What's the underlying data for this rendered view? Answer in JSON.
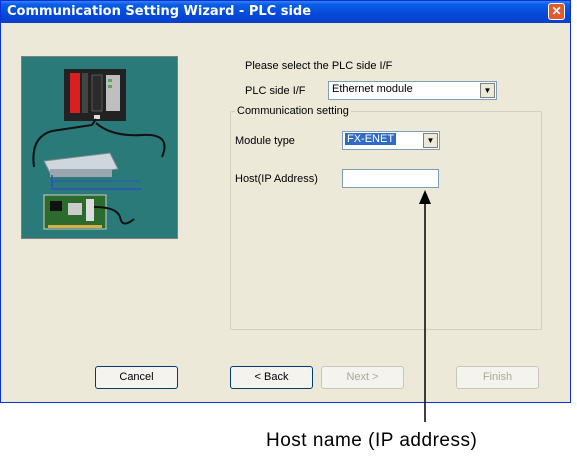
{
  "window": {
    "title": "Communication Setting Wizard - PLC side",
    "close_glyph": "✕"
  },
  "prompt": "Please select the PLC side I/F",
  "plc_side": {
    "label": "PLC side I/F",
    "value": "Ethernet module"
  },
  "communication_setting": {
    "legend": "Communication setting",
    "module_type_label": "Module type",
    "module_type_value": "FX-ENET",
    "host_label": "Host(IP Address)",
    "host_value": ""
  },
  "buttons": {
    "cancel": "Cancel",
    "back": "< Back",
    "next": "Next >",
    "finish": "Finish"
  },
  "annotation": "Host name (IP address)",
  "colors": {
    "titlebar": "#0548d8",
    "window_bg": "#ece9d8",
    "illustration_bg": "#2a7a7a",
    "selected_highlight": "#316ac5"
  }
}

SHORT PROBLEM
Copy every line of the data word for word, omitting the images.

SOLUTION TO THE EXERCISE
What's the underlying data for this rendered view? Answer in JSON.
{
  "window": {
    "title": "Communication Setting Wizard - PLC side",
    "close_glyph": "✕"
  },
  "prompt": "Please select the PLC side I/F",
  "plc_side": {
    "label": "PLC side I/F",
    "value": "Ethernet module"
  },
  "communication_setting": {
    "legend": "Communication setting",
    "module_type_label": "Module type",
    "module_type_value": "FX-ENET",
    "host_label": "Host(IP Address)",
    "host_value": ""
  },
  "buttons": {
    "cancel": "Cancel",
    "back": "< Back",
    "next": "Next >",
    "finish": "Finish"
  },
  "annotation": "Host name (IP address)",
  "colors": {
    "titlebar": "#0548d8",
    "window_bg": "#ece9d8",
    "illustration_bg": "#2a7a7a",
    "selected_highlight": "#316ac5"
  }
}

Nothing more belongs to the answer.